## GIVEN DATA:
╔══

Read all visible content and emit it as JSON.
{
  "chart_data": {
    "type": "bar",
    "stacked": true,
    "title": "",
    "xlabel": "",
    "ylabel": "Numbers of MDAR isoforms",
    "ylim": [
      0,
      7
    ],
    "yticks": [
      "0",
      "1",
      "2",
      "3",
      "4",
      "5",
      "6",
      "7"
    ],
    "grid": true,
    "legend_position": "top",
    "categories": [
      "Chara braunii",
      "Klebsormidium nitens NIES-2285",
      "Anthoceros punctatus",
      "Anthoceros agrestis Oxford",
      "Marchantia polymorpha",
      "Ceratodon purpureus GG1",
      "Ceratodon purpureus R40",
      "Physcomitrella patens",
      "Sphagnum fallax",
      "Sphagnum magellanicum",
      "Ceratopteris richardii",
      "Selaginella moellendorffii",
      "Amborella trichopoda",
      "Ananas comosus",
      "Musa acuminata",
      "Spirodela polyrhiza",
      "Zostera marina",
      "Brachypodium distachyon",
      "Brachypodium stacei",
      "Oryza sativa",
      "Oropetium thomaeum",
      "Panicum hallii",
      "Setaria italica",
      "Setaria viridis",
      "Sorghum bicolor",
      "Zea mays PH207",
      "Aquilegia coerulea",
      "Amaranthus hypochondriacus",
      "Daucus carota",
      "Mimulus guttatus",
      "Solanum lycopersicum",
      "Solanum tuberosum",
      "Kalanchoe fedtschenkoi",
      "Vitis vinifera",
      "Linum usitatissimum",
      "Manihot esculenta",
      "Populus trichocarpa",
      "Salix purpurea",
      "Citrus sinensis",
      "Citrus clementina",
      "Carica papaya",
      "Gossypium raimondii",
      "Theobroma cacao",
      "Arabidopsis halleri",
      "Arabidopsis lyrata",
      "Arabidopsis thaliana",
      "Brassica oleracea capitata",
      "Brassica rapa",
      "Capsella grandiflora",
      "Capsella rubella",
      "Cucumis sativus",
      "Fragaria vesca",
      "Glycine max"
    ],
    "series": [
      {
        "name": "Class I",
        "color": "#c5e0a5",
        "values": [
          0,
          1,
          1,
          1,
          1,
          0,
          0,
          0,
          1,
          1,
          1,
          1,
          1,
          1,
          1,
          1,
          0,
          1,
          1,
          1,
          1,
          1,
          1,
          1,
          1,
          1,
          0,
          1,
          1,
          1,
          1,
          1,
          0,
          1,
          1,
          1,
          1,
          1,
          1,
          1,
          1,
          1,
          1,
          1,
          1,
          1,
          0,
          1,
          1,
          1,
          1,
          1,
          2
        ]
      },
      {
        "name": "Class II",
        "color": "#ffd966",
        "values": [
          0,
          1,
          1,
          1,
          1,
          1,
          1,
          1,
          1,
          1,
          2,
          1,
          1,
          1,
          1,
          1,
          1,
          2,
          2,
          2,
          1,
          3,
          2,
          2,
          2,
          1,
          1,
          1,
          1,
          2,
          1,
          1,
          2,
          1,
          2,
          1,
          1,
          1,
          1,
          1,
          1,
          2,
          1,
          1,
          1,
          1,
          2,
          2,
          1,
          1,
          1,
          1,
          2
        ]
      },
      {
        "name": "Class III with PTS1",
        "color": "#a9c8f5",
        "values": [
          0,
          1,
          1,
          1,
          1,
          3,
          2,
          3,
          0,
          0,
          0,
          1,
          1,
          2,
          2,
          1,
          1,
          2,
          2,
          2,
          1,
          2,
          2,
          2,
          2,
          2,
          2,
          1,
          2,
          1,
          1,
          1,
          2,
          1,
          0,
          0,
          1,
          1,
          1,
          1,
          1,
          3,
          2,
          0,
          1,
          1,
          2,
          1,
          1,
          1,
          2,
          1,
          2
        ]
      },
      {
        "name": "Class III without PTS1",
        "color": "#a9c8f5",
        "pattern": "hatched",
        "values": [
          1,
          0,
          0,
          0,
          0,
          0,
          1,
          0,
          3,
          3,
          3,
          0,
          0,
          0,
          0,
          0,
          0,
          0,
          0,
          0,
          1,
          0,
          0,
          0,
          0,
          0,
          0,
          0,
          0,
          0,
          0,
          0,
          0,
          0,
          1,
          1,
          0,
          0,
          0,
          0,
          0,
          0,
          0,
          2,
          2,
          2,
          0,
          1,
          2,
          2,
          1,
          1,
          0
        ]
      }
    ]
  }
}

╚══

## EXERCISE:
Extract each line holding the word "Anthoceros" from the records.

## FULL RESPONSE:
      "Anthoceros punctatus",
      "Anthoceros agrestis Oxford",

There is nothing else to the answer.